_Exercise goal_. Reproduce each line bearing the word "Tasso".

_Information provided_.
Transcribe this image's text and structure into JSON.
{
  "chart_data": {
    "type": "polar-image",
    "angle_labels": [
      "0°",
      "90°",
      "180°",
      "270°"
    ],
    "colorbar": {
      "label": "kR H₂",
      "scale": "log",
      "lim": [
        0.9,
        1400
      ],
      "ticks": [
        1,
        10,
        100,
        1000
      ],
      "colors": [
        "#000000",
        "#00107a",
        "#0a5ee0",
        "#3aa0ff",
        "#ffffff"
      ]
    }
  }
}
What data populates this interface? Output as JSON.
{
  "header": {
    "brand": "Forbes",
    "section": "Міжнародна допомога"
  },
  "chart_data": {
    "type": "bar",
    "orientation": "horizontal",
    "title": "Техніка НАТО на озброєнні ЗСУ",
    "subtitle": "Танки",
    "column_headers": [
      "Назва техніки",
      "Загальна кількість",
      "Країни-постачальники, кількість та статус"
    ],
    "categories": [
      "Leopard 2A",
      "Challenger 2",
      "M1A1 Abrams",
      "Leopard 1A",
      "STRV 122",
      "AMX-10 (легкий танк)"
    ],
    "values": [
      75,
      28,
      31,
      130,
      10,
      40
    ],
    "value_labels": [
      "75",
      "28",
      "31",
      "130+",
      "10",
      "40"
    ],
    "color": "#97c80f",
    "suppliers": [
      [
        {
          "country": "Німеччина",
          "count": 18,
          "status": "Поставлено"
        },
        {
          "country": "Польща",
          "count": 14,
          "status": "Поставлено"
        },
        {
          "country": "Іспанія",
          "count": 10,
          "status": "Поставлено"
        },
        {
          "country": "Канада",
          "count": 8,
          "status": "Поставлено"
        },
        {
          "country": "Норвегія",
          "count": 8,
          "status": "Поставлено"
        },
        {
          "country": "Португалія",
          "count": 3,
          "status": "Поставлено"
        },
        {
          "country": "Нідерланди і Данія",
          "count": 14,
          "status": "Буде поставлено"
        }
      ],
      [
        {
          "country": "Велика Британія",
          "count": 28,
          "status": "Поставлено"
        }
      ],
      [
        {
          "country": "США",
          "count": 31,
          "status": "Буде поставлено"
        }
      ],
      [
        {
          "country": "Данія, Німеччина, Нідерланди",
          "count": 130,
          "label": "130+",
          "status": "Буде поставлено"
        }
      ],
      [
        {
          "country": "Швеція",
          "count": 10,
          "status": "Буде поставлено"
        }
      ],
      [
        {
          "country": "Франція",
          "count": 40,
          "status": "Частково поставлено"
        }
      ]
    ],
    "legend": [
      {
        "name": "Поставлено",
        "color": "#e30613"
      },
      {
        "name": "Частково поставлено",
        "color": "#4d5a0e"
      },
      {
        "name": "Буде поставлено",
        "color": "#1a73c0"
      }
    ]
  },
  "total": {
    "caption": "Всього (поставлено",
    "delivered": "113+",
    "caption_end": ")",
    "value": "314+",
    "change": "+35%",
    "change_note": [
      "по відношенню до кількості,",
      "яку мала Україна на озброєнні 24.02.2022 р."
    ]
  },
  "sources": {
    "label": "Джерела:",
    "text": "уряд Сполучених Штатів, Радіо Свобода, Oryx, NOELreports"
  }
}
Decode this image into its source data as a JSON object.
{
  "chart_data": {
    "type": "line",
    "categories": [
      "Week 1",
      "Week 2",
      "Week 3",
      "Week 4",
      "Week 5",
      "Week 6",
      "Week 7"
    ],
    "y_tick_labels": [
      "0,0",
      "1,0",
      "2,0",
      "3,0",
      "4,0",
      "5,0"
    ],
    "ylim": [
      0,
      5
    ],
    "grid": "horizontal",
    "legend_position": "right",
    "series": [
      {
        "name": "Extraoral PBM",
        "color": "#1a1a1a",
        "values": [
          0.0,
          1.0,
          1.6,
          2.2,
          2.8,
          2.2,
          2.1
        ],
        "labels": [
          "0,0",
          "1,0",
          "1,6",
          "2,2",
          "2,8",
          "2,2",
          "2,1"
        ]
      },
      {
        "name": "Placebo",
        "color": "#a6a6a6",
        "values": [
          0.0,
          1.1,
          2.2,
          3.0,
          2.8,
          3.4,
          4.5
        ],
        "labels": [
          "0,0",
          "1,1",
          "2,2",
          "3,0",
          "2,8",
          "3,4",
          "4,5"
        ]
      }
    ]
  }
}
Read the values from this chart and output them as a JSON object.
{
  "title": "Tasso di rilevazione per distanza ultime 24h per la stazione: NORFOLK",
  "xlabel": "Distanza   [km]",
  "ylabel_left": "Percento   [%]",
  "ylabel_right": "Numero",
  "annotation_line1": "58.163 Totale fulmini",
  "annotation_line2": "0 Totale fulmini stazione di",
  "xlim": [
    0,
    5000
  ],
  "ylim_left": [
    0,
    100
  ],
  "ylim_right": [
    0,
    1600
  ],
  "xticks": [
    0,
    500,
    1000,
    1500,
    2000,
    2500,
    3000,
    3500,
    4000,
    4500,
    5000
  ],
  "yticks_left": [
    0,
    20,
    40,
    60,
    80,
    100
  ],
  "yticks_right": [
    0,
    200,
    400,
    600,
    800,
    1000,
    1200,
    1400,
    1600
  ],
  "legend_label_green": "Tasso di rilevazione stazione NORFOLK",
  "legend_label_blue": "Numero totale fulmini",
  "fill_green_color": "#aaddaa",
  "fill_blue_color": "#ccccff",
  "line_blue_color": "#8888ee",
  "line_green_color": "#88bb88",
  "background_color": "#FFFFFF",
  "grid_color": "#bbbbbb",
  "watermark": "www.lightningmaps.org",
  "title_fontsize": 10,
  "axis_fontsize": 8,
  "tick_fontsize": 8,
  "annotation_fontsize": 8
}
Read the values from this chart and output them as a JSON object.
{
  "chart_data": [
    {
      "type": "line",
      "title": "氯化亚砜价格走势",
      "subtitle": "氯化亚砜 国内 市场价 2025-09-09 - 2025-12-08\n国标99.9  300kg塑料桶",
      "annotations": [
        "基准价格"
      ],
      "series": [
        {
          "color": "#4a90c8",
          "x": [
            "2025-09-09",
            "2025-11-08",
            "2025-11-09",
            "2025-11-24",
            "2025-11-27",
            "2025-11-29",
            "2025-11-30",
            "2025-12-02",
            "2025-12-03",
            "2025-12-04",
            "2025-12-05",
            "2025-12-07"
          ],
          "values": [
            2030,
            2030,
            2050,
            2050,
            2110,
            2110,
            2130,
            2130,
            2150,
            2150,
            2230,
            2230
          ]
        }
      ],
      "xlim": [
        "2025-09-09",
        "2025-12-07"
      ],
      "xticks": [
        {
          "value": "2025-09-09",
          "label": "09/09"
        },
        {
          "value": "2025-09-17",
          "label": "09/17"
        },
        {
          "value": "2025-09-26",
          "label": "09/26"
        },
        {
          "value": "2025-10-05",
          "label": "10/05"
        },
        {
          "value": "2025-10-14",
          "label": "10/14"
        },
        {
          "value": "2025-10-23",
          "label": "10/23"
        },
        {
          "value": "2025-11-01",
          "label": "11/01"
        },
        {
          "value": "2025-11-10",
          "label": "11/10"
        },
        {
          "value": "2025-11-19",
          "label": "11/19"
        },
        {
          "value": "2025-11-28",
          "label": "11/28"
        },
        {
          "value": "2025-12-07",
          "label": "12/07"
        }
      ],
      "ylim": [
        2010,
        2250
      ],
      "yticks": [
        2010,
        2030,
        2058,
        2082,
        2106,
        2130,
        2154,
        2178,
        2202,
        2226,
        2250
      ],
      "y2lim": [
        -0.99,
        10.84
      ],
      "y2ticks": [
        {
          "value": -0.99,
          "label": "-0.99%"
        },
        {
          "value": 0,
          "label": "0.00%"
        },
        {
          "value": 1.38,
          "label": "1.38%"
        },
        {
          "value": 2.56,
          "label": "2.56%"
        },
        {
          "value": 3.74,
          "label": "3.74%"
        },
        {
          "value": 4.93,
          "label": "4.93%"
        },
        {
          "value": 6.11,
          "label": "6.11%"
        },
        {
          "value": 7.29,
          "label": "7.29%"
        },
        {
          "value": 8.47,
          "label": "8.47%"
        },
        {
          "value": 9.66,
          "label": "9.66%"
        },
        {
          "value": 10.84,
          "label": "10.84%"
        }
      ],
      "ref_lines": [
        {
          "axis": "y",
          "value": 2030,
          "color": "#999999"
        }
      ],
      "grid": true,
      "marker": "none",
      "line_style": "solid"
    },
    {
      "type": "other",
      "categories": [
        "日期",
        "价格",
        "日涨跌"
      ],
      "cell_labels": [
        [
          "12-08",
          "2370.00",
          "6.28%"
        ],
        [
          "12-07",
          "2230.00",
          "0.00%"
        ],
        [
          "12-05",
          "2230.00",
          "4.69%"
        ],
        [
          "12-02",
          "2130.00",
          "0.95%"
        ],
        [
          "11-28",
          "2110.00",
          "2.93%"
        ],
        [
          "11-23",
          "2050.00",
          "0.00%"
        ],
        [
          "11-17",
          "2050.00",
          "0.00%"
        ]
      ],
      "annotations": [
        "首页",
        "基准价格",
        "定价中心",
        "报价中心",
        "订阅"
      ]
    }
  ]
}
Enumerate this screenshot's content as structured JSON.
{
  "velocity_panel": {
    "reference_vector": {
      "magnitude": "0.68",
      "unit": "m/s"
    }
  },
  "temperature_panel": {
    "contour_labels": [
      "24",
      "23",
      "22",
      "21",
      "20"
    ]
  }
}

_Exercise result_.
  "title": "Tasso di rilevazione per distanza ultime 24h per la stazione: NORFOLK",
  "legend_label_green": "Tasso di rilevazione stazione NORFOLK",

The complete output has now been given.